### Stated problem
Write out the material exactly, with the pictures left out.

** start of Material supplied **

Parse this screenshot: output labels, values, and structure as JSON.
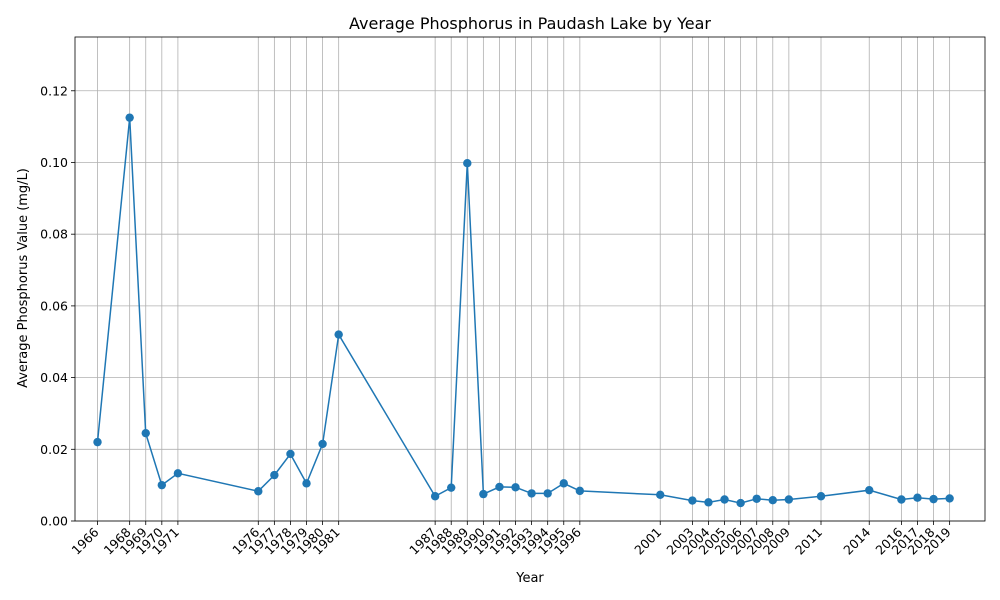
{
  "chart_data": {
    "type": "line",
    "title": "Average Phosphorus in Paudash Lake by Year",
    "xlabel": "Year",
    "ylabel": "Average Phosphorus Value (mg/L)",
    "ylim": [
      0,
      0.135
    ],
    "yticks": [
      "0.00",
      "0.02",
      "0.04",
      "0.06",
      "0.08",
      "0.10",
      "0.12"
    ],
    "grid": true,
    "marker": "circle",
    "color": "#1f77b4",
    "categories": [
      "1966",
      "1968",
      "1969",
      "1970",
      "1971",
      "1976",
      "1977",
      "1978",
      "1979",
      "1980",
      "1981",
      "1987",
      "1988",
      "1989",
      "1990",
      "1991",
      "1992",
      "1993",
      "1994",
      "1995",
      "1996",
      "2001",
      "2003",
      "2004",
      "2005",
      "2006",
      "2007",
      "2008",
      "2009",
      "2011",
      "2014",
      "2016",
      "2017",
      "2018",
      "2019"
    ],
    "series": [
      {
        "values": [
          0.022,
          0.1125,
          0.0245,
          0.01,
          0.0133,
          0.0083,
          0.0128,
          0.0187,
          0.0105,
          0.0215,
          0.052,
          0.0069,
          0.0093,
          0.0998,
          0.0075,
          0.0095,
          0.0094,
          0.0077,
          0.0077,
          0.0105,
          0.0084,
          0.0073,
          0.0057,
          0.0052,
          0.006,
          0.005,
          0.0062,
          0.0058,
          0.006,
          0.0069,
          0.0086,
          0.006,
          0.0065,
          0.0061,
          0.0063
        ]
      }
    ]
  }
}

** end of Material supplied **

### Result for this task
Parse this screenshot: output labels, values, and structure as JSON.
{
  "chart_data": {
    "type": "line",
    "title": "Average Phosphorus in Paudash Lake by Year",
    "xlabel": "Year",
    "ylabel": "Average Phosphorus Value (mg/L)",
    "ylim": [
      0,
      0.135
    ],
    "yticks": [
      "0.00",
      "0.02",
      "0.04",
      "0.06",
      "0.08",
      "0.10",
      "0.12"
    ],
    "grid": true,
    "marker": "circle",
    "color": "#1f77b4",
    "categories": [
      "1966",
      "1968",
      "1969",
      "1970",
      "1971",
      "1976",
      "1977",
      "1978",
      "1979",
      "1980",
      "1981",
      "1987",
      "1988",
      "1989",
      "1990",
      "1991",
      "1992",
      "1993",
      "1994",
      "1995",
      "1996",
      "2001",
      "2003",
      "2004",
      "2005",
      "2006",
      "2007",
      "2008",
      "2009",
      "2011",
      "2014",
      "2016",
      "2017",
      "2018",
      "2019"
    ],
    "series": [
      {
        "values": [
          0.022,
          0.1125,
          0.0245,
          0.01,
          0.0133,
          0.0083,
          0.0128,
          0.0187,
          0.0105,
          0.0215,
          0.052,
          0.0069,
          0.0093,
          0.0998,
          0.0075,
          0.0095,
          0.0094,
          0.0077,
          0.0077,
          0.0105,
          0.0084,
          0.0073,
          0.0057,
          0.0052,
          0.006,
          0.005,
          0.0062,
          0.0058,
          0.006,
          0.0069,
          0.0086,
          0.006,
          0.0065,
          0.0061,
          0.0063
        ]
      }
    ]
  }
}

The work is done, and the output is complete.